■ **DESCRIPTION OF THE TASK**: For every line in the records that has the word "Alpes", make a copy.

"""

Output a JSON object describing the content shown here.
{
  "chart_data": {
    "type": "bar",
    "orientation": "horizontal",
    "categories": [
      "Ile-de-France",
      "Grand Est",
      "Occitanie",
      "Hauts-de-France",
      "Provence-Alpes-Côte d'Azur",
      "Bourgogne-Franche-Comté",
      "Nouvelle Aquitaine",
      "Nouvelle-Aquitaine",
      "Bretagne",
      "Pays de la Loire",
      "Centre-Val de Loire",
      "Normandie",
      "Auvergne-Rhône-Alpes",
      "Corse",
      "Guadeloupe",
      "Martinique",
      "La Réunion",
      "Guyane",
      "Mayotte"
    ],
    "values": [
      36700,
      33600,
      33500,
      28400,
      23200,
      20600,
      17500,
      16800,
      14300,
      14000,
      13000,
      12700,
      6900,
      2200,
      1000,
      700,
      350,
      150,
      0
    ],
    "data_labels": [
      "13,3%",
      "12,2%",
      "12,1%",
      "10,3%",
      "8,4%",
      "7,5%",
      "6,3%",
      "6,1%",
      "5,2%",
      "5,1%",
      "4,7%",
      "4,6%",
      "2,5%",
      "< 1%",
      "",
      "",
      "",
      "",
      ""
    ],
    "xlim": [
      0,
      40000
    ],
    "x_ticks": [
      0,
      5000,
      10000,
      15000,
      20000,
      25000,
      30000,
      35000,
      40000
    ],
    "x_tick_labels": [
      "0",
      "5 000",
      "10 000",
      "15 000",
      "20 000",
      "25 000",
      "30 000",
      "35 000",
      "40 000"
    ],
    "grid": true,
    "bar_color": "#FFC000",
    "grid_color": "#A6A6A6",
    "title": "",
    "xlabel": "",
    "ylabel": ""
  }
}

"""

■ **THE OUTPUT**:
      "Provence-Alpes-Côte d'Azur",
      "Auvergne-Rhône-Alpes",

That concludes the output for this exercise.